PROBLEM TO SOLVE: State how many lines in these records contain the word "JSON", and nothing else.

(Dataset entries on figures)
--- begin ---

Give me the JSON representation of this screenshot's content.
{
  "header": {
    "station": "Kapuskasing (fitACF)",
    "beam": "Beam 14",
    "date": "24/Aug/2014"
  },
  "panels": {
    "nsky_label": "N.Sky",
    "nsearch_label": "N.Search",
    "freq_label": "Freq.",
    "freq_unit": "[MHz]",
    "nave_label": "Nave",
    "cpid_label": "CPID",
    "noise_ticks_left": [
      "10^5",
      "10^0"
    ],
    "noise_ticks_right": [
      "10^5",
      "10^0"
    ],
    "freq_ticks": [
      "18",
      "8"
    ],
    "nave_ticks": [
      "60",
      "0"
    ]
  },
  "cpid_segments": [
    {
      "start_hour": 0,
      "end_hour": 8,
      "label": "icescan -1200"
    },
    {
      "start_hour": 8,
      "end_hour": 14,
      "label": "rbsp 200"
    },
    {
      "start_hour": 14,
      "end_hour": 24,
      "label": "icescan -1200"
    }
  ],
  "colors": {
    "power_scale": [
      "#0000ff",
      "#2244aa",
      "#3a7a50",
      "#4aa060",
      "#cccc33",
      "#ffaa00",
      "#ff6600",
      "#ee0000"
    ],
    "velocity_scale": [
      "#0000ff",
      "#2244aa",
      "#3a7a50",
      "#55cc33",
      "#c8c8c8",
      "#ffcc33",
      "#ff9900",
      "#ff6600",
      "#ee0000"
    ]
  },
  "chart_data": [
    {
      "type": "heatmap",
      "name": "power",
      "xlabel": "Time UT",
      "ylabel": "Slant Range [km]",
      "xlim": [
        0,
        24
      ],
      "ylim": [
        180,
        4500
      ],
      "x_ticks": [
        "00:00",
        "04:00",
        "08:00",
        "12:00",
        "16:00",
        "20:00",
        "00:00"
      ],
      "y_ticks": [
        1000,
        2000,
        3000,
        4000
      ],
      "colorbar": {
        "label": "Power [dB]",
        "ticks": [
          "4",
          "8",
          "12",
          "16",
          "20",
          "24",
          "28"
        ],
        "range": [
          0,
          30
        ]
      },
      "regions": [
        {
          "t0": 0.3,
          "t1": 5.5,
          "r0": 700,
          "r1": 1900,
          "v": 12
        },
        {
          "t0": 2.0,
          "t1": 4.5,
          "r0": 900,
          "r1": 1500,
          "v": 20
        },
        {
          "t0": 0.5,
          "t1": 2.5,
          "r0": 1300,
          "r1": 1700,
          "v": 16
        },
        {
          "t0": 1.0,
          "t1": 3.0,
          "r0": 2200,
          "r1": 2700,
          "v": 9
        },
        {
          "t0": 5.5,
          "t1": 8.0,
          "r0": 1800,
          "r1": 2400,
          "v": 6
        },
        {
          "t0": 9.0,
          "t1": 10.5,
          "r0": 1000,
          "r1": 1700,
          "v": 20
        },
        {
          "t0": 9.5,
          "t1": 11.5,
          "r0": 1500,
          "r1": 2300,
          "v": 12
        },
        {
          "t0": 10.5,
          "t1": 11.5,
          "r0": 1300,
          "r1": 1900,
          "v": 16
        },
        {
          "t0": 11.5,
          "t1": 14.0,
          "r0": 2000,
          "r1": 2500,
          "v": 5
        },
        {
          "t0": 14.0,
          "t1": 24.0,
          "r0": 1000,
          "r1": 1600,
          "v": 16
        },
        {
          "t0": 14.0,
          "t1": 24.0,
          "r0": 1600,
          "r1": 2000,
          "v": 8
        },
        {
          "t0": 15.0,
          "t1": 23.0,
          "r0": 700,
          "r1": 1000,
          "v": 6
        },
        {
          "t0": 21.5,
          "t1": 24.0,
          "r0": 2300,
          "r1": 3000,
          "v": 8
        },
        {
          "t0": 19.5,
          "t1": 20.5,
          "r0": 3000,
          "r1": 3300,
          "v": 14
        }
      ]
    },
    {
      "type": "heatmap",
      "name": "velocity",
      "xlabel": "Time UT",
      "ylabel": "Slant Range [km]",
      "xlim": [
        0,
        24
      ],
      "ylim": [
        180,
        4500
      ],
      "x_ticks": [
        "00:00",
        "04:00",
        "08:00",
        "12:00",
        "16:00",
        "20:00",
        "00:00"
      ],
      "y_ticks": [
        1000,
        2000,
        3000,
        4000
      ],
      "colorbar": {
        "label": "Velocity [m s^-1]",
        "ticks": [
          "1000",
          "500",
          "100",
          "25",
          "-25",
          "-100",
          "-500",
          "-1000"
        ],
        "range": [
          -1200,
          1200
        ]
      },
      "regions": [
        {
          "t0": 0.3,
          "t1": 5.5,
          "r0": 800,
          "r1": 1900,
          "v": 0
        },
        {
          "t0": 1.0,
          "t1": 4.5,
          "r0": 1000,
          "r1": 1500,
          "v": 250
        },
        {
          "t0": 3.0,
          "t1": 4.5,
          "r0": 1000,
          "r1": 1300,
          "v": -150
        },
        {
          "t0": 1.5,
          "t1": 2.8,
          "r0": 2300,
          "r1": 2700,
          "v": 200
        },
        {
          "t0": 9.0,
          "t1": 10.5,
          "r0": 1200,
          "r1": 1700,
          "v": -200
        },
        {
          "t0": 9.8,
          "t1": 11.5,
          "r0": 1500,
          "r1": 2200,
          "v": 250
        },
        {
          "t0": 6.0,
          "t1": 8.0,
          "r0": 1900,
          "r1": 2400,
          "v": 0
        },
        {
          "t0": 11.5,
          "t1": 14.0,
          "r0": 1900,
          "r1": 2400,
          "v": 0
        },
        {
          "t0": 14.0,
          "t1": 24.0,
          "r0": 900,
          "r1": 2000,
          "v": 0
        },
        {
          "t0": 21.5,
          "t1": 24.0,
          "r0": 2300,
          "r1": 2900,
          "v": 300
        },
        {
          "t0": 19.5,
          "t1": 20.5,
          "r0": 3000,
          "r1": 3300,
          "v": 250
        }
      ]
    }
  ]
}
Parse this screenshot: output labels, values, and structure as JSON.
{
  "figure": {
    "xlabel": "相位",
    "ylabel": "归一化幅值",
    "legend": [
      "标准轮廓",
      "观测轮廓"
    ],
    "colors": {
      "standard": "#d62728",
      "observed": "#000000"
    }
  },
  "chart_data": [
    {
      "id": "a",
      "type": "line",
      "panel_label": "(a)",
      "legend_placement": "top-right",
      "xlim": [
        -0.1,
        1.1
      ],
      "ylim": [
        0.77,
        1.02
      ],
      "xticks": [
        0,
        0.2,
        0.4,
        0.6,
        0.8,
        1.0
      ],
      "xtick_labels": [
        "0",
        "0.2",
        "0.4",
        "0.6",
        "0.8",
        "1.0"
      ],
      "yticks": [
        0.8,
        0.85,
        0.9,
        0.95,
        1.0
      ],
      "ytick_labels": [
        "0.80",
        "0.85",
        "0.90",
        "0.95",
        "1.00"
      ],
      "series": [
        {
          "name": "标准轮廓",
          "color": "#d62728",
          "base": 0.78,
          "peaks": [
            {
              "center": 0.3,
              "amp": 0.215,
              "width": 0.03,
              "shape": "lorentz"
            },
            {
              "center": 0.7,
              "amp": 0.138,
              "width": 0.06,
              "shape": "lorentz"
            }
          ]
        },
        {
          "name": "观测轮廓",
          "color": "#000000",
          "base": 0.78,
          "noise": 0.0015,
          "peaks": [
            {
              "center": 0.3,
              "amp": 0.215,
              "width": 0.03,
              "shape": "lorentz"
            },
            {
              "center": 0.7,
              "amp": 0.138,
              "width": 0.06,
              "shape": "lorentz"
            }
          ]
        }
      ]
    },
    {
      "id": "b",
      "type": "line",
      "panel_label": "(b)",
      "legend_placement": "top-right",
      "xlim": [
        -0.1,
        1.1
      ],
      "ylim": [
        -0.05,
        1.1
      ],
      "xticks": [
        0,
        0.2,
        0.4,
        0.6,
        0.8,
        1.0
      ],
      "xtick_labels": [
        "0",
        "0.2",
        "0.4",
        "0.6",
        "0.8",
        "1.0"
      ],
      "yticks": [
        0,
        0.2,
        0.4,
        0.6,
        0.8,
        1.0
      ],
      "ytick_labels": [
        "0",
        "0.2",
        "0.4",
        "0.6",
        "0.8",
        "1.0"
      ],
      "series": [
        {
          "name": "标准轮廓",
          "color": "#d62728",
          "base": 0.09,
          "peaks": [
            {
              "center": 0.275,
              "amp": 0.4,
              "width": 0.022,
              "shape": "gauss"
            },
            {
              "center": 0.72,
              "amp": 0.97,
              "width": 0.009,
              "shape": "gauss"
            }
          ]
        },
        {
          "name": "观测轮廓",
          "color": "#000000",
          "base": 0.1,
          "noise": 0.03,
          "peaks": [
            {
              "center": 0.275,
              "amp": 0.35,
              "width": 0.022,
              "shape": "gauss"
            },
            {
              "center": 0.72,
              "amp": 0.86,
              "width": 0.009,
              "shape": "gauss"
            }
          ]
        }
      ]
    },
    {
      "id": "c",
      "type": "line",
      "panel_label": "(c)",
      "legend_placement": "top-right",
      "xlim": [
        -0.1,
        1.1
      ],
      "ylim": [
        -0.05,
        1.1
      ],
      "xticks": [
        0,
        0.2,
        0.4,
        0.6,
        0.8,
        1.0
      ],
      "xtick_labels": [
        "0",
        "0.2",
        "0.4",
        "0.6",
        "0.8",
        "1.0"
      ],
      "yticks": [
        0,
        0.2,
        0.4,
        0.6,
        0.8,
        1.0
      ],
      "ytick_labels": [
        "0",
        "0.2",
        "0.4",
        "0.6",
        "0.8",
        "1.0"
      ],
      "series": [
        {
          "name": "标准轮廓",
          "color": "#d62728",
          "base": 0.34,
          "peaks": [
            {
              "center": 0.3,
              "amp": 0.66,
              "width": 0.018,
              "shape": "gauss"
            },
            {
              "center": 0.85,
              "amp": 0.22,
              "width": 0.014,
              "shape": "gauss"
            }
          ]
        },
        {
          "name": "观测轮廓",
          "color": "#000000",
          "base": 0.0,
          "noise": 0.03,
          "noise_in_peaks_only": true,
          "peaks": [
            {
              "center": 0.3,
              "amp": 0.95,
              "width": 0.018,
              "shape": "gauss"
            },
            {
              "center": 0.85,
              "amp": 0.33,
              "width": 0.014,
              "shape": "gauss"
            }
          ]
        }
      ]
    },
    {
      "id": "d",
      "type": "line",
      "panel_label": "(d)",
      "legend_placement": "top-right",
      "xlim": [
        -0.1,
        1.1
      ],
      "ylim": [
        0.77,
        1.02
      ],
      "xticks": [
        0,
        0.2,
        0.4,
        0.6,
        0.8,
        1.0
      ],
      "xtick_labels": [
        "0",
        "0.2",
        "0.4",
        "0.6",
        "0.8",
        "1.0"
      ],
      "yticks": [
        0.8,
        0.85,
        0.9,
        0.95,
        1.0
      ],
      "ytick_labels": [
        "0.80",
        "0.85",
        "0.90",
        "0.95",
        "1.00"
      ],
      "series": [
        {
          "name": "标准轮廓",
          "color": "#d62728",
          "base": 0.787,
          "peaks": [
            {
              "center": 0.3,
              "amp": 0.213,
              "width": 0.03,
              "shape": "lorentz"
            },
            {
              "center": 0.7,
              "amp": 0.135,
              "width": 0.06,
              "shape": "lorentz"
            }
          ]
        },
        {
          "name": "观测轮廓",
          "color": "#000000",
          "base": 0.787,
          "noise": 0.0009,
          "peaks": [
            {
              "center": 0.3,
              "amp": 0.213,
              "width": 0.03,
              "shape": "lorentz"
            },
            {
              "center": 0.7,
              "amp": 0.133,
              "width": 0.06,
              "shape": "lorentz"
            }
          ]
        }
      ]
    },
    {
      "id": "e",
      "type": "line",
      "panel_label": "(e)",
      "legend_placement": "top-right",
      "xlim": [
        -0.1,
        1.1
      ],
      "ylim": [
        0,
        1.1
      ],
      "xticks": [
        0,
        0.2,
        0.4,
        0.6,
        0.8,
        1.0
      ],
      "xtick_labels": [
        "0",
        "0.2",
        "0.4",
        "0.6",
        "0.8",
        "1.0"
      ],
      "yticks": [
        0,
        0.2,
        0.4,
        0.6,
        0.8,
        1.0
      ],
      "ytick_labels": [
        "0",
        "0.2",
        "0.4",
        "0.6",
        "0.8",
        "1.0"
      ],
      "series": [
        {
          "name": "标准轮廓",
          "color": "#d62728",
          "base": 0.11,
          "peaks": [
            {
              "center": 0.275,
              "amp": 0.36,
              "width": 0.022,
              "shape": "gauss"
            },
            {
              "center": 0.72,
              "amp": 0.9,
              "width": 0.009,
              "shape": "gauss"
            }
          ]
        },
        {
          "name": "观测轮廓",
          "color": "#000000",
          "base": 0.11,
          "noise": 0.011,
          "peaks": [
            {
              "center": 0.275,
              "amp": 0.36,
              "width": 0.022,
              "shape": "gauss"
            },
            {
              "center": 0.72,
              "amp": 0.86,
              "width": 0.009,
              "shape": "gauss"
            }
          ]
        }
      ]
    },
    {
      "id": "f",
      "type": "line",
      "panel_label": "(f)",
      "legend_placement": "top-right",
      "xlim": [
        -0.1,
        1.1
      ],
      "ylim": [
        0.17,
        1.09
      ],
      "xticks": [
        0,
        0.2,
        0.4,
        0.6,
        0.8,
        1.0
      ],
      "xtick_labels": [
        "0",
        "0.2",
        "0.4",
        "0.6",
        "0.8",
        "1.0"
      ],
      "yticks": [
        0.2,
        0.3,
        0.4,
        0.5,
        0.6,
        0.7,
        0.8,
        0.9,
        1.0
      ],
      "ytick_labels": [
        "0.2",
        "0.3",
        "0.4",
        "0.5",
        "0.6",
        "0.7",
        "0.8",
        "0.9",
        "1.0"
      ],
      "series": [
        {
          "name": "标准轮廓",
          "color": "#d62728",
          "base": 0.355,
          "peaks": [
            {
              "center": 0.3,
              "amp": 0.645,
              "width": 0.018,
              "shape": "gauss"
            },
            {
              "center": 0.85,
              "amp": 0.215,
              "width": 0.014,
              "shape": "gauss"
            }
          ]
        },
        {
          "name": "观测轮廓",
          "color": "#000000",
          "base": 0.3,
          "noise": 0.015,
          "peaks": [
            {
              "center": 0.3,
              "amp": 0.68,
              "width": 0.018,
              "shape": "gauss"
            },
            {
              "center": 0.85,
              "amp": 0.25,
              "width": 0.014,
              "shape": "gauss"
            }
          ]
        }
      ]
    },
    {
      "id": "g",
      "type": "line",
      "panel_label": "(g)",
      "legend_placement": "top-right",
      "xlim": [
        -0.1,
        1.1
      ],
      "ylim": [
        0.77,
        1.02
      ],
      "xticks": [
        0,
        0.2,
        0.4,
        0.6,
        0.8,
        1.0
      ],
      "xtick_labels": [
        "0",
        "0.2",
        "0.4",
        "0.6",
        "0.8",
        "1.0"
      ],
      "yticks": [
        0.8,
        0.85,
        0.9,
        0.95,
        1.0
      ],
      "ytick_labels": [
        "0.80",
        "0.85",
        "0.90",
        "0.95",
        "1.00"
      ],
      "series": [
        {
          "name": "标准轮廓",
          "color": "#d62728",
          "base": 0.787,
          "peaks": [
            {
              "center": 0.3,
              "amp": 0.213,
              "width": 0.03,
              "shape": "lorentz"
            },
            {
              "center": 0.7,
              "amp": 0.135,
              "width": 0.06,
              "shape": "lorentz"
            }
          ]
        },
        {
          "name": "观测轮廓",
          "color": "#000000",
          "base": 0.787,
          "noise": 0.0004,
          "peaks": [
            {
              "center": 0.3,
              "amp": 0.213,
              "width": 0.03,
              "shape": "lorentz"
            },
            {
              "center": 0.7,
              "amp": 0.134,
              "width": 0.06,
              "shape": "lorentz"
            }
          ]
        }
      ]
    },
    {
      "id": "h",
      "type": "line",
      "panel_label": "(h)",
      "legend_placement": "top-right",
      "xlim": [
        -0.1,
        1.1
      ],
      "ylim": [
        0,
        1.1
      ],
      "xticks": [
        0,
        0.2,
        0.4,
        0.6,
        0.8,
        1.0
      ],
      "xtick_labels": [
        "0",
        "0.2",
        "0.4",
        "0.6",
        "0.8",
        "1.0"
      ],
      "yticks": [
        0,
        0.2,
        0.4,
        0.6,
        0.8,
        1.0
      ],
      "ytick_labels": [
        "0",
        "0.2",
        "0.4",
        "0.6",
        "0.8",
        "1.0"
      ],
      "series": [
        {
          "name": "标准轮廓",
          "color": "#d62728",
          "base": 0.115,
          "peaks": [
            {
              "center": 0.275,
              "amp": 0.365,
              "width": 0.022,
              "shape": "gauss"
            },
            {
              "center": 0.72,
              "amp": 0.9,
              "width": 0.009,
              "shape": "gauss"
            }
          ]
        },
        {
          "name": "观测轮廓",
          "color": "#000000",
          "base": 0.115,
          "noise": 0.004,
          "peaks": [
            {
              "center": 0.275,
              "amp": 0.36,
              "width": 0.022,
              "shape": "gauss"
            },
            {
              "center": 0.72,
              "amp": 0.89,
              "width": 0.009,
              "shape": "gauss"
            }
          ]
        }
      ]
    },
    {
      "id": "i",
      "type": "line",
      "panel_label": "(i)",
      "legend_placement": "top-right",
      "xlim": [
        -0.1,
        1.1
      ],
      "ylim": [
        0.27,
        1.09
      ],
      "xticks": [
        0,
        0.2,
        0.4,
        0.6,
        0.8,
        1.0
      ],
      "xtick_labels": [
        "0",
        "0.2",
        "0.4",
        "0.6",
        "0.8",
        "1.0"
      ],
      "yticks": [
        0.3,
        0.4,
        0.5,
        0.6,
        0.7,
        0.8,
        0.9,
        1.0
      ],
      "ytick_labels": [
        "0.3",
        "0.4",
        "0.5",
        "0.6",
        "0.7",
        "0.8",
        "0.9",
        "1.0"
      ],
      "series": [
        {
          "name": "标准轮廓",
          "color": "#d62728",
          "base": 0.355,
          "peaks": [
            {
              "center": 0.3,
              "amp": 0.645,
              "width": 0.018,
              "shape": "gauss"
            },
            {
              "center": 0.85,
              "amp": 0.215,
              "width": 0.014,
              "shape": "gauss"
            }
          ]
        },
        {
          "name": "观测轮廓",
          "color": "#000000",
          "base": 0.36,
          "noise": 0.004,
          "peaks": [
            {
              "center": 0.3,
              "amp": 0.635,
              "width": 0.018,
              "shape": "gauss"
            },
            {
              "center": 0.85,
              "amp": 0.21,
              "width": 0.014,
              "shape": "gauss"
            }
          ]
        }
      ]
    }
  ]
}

--- end ---

FULL OUTPUT: 2